A run of records
--- Start ---

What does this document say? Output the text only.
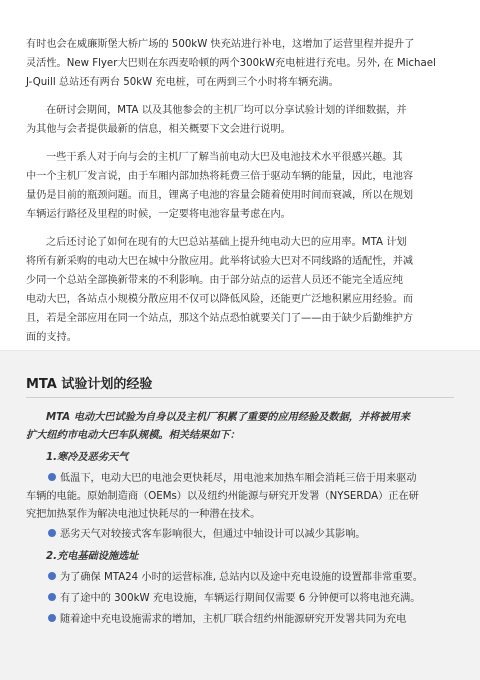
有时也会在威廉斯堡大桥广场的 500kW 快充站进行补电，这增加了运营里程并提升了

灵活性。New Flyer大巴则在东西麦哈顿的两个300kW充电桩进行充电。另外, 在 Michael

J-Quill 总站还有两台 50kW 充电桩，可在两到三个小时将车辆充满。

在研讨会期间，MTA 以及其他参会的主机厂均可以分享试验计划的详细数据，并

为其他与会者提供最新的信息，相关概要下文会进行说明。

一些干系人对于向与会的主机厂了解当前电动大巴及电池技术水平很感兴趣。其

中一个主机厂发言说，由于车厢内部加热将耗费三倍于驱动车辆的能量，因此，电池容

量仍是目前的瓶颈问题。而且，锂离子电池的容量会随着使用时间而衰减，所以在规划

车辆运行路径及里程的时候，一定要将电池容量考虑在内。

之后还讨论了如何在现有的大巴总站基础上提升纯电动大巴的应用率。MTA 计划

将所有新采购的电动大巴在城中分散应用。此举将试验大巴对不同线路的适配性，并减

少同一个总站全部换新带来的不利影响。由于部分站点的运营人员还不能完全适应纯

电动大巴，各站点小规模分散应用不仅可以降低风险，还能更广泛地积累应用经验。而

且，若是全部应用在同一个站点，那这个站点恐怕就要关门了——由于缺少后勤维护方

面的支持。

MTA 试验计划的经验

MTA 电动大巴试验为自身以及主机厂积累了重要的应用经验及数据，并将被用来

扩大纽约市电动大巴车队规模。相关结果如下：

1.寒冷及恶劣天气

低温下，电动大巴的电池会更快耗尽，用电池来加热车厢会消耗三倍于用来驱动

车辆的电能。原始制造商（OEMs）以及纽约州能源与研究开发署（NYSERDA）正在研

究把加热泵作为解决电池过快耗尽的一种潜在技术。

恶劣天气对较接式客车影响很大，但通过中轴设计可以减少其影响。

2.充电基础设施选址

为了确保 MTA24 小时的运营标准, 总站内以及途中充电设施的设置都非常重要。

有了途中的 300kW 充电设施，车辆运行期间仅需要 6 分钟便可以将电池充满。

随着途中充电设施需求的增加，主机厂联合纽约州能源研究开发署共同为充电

--- End ---
--- Start ---

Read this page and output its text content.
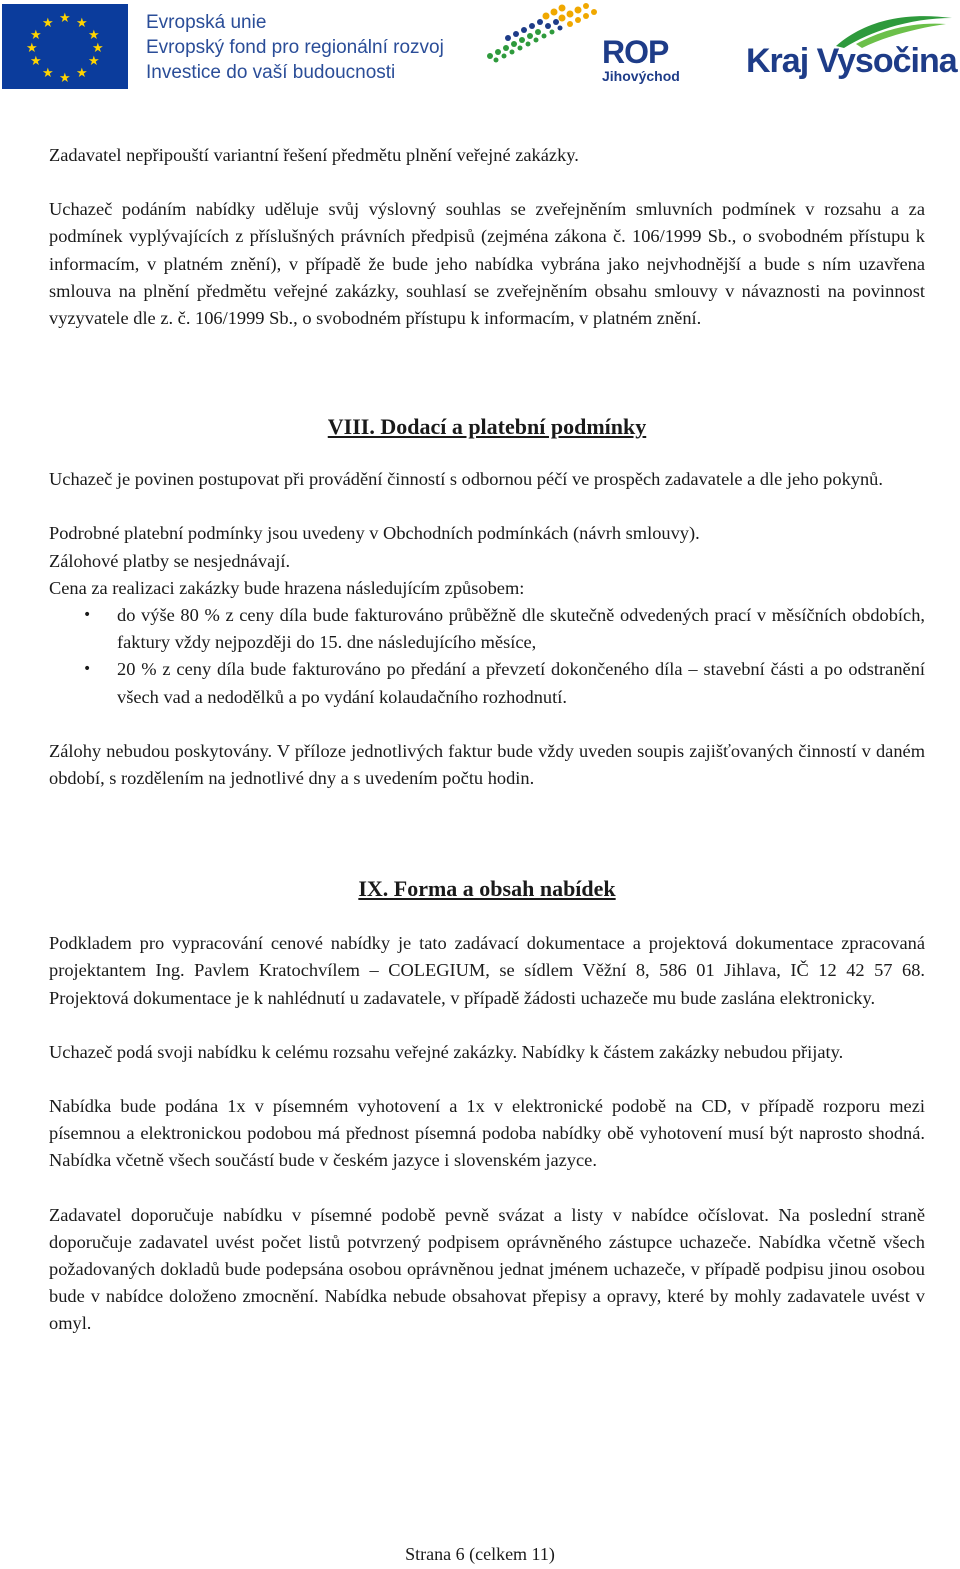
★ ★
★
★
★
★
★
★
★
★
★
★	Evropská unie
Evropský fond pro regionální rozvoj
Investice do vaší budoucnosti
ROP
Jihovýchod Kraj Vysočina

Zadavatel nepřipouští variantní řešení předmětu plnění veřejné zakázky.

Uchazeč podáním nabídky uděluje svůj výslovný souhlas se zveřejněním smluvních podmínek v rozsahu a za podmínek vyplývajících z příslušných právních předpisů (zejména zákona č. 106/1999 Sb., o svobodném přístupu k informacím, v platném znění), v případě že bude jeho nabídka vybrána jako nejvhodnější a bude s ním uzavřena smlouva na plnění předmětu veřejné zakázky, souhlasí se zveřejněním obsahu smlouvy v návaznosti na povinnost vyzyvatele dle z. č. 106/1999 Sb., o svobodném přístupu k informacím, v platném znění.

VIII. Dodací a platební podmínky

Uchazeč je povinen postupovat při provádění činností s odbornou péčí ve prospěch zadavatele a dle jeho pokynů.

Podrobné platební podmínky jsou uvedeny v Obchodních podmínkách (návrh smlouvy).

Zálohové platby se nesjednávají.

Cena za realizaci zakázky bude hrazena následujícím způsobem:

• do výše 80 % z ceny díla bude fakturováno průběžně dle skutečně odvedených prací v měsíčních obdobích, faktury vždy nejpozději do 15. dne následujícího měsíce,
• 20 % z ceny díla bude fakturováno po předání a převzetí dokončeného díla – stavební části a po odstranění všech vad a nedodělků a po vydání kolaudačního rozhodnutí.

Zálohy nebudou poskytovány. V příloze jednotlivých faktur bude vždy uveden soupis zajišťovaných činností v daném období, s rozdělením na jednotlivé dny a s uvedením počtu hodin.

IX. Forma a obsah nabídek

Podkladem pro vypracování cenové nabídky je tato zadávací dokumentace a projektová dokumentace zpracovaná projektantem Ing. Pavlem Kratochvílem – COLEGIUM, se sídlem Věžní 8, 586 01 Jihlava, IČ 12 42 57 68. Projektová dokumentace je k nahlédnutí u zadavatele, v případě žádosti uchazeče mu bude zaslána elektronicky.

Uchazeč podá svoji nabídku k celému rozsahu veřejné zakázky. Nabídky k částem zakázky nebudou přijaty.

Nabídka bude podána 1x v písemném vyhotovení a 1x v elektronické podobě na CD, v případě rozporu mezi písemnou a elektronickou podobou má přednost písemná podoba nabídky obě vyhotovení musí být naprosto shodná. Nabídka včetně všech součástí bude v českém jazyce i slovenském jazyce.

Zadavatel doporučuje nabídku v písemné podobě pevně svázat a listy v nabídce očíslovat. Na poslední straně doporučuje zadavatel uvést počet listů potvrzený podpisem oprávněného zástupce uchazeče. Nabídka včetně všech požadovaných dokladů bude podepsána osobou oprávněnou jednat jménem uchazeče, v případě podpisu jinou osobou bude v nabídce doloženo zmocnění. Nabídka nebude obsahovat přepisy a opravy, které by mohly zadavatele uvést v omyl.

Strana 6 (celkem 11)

--- End ---

=== AIM OF THE EXERCISE ===
Copy out every line of the data that includes "rozsahu".

=== SOLUTION BELOW ===
Uchazeč podáním nabídky uděluje svůj výslovný souhlas se zveřejněním smluvních podmínek v rozsahu a za podmínek vyplývajících z příslušných právních předpisů (zejména zákona č. 106/1999 Sb., o svobodném přístupu k informacím, v platném znění), v případě že bude jeho nabídka vybrána jako nejvhodnější a bude s ním uzavřena smlouva na plnění předmětu veřejné zakázky, souhlasí se zveřejněním obsahu smlouvy v návaznosti na povinnost vyzyvatele dle z. č. 106/1999 Sb., o svobodném přístupu k informacím, v platném znění.
Uchazeč podá svoji nabídku k celému rozsahu veřejné zakázky. Nabídky k částem zakázky nebudou přijaty.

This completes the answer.